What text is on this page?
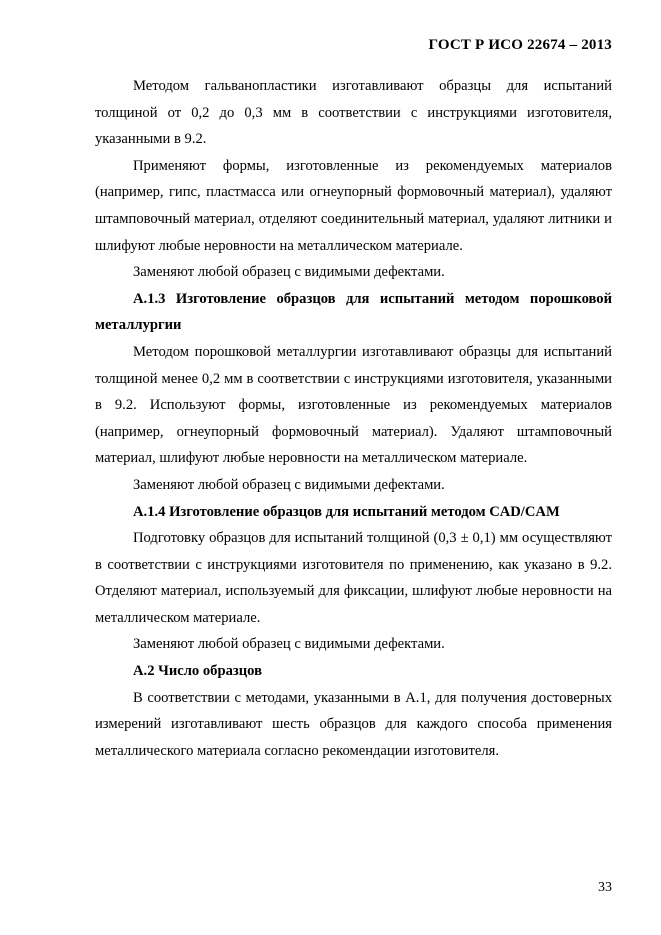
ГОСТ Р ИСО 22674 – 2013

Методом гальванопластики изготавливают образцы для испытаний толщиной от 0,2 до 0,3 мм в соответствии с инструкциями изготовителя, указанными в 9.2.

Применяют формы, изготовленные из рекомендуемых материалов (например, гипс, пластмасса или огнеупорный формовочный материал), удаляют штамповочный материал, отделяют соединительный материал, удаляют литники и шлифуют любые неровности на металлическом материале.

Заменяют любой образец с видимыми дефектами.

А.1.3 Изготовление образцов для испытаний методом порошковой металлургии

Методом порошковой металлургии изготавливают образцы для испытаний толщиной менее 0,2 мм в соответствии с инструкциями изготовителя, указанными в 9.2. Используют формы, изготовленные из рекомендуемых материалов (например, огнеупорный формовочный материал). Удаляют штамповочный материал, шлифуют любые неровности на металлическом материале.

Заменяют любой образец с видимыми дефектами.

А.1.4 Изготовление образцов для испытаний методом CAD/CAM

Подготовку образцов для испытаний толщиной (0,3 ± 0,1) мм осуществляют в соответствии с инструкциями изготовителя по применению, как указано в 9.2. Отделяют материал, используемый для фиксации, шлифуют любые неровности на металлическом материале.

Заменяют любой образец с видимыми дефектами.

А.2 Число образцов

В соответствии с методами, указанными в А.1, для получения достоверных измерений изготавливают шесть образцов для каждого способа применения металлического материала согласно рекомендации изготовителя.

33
------------------------------
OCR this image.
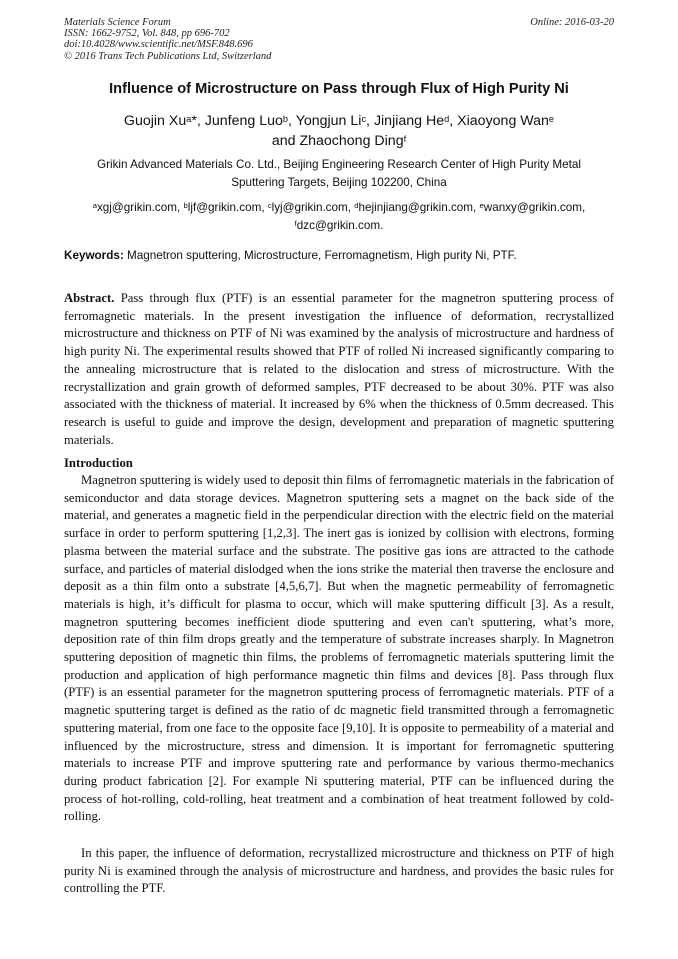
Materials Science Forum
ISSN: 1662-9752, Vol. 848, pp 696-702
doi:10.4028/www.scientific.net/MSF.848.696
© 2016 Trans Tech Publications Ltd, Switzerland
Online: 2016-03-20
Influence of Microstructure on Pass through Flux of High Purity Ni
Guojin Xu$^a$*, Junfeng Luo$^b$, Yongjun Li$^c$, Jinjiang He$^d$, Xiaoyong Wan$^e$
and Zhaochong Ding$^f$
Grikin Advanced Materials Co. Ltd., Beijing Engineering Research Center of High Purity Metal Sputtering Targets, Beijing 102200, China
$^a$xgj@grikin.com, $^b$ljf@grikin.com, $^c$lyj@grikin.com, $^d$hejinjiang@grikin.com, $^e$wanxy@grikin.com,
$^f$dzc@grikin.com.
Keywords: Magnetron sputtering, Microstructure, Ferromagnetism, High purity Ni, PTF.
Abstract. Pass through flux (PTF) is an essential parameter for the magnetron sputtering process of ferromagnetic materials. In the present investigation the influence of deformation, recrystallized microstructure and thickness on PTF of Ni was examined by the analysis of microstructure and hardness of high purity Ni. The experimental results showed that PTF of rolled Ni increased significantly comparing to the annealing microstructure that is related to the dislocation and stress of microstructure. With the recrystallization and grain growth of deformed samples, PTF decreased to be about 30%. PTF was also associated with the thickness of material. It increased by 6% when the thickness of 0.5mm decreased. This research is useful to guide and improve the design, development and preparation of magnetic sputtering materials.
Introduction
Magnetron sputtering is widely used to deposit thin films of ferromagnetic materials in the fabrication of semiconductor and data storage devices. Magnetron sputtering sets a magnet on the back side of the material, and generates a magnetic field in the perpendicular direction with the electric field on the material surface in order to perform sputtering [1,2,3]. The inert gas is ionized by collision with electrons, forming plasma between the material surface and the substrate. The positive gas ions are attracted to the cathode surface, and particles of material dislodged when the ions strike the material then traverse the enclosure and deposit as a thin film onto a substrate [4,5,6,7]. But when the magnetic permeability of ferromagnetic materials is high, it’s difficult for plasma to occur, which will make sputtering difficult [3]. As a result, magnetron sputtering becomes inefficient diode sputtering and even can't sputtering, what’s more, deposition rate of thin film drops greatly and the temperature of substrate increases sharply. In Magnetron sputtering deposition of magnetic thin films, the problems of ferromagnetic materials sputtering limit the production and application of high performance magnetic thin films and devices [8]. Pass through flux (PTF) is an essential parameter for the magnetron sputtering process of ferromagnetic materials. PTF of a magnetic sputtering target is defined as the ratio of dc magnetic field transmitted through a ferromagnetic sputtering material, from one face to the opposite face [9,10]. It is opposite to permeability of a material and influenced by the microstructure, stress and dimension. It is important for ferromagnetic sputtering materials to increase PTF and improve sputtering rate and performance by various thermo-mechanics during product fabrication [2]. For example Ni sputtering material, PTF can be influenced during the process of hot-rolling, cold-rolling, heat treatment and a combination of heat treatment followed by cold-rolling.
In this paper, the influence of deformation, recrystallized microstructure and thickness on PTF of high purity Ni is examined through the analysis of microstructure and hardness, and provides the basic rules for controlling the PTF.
------------------------------
Copy each line above where the string "Изготовление" occurs.

А.1.3 Изготовление образцов для испытаний методом порошковой металлургии
А.1.4 Изготовление образцов для испытаний методом CAD/CAM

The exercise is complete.